--- Start ---

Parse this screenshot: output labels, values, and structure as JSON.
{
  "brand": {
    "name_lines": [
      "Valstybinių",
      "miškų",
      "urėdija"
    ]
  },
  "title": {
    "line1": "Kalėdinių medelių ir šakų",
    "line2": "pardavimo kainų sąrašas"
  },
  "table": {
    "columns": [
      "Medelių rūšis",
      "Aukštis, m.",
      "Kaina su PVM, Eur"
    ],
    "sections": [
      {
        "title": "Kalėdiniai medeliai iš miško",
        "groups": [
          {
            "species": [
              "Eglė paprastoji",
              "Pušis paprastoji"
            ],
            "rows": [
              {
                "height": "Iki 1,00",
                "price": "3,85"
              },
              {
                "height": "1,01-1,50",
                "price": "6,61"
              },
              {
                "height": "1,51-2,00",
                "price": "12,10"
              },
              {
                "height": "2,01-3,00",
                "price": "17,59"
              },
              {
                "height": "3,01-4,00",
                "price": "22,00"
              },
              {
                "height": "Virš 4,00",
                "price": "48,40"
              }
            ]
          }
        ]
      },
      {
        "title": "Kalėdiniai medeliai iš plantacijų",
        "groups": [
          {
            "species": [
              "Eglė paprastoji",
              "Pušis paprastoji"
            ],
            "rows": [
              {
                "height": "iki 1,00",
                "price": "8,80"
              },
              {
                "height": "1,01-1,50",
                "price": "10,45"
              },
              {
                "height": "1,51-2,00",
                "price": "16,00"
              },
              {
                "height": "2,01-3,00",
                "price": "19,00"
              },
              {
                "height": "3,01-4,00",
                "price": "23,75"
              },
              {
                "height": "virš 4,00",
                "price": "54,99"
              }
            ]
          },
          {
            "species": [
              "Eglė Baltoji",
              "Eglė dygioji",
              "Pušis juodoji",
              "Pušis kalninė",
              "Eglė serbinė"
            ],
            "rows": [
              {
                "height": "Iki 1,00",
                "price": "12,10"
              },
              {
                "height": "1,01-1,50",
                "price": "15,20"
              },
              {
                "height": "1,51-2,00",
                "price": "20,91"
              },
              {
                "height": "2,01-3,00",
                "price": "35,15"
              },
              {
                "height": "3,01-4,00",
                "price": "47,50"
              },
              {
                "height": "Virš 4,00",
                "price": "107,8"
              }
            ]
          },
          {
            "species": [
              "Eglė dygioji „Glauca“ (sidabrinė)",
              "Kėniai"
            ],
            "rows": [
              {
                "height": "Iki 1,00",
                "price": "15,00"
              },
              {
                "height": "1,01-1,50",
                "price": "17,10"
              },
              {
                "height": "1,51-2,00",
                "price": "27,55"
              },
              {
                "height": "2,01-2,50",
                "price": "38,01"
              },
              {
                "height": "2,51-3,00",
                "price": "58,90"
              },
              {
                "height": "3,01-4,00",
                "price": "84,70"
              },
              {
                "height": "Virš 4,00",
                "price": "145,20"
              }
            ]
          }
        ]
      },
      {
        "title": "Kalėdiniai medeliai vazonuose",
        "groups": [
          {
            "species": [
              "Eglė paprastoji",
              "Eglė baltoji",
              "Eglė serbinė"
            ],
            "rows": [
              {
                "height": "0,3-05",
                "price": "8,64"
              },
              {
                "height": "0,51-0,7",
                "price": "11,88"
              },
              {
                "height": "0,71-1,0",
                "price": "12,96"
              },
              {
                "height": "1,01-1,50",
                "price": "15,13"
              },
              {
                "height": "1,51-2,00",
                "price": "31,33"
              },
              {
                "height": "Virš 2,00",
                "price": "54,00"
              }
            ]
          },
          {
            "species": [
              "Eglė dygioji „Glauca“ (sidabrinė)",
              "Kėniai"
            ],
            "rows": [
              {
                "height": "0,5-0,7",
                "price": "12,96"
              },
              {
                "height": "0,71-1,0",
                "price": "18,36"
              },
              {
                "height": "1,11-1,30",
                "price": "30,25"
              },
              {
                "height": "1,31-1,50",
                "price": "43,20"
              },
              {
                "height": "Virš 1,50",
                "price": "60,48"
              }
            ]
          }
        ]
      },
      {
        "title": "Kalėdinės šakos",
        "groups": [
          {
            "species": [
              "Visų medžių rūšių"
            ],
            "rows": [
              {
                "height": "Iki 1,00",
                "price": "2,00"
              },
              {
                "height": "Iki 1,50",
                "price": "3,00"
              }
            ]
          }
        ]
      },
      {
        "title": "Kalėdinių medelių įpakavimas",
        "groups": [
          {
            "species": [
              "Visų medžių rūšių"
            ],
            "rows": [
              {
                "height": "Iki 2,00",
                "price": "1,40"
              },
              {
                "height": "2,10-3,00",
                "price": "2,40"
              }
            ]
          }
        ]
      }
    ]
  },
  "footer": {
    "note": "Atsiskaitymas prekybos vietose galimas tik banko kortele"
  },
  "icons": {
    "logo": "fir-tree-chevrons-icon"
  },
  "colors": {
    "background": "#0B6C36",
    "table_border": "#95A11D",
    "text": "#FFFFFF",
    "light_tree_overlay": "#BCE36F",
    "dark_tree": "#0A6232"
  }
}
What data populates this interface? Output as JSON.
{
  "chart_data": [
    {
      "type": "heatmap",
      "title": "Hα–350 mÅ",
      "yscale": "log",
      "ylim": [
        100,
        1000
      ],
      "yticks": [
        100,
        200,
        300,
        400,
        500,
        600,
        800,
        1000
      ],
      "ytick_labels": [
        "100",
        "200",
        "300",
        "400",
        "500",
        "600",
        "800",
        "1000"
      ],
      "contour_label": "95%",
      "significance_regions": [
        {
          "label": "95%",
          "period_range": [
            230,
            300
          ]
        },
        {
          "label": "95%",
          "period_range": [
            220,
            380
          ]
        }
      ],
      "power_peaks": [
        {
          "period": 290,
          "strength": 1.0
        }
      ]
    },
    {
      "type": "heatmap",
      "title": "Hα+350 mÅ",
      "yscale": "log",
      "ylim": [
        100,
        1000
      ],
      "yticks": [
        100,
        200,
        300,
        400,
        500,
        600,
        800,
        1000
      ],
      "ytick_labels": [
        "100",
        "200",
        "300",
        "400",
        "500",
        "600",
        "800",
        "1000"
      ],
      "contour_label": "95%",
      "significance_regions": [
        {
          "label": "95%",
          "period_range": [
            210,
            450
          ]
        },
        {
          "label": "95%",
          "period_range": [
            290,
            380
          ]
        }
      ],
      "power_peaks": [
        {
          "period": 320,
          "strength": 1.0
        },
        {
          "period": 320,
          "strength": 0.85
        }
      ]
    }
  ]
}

--- End ---

Problem description: Return the lines from the line containing "What data populates" to the end of the entries above, exactly as they appear and with no other output.

Answer to this exercise:
What data populates this interface? Output as JSON.
{
  "chart_data": [
    {
      "type": "heatmap",
      "title": "Hα–350 mÅ",
      "yscale": "log",
      "ylim": [
        100,
        1000
      ],
      "yticks": [
        100,
        200,
        300,
        400,
        500,
        600,
        800,
        1000
      ],
      "ytick_labels": [
        "100",
        "200",
        "300",
        "400",
        "500",
        "600",
        "800",
        "1000"
      ],
      "contour_label": "95%",
      "significance_regions": [
        {
          "label": "95%",
          "period_range": [
            230,
            300
          ]
        },
        {
          "label": "95%",
          "period_range": [
            220,
            380
          ]
        }
      ],
      "power_peaks": [
        {
          "period": 290,
          "strength": 1.0
        }
      ]
    },
    {
      "type": "heatmap",
      "title": "Hα+350 mÅ",
      "yscale": "log",
      "ylim": [
        100,
        1000
      ],
      "yticks": [
        100,
        200,
        300,
        400,
        500,
        600,
        800,
        1000
      ],
      "ytick_labels": [
        "100",
        "200",
        "300",
        "400",
        "500",
        "600",
        "800",
        "1000"
      ],
      "contour_label": "95%",
      "significance_regions": [
        {
          "label": "95%",
          "period_range": [
            210,
            450
          ]
        },
        {
          "label": "95%",
          "period_range": [
            290,
            380
          ]
        }
      ],
      "power_peaks": [
        {
          "period": 320,
          "strength": 1.0
        },
        {
          "period": 320,
          "strength": 0.85
        }
      ]
    }
  ]
}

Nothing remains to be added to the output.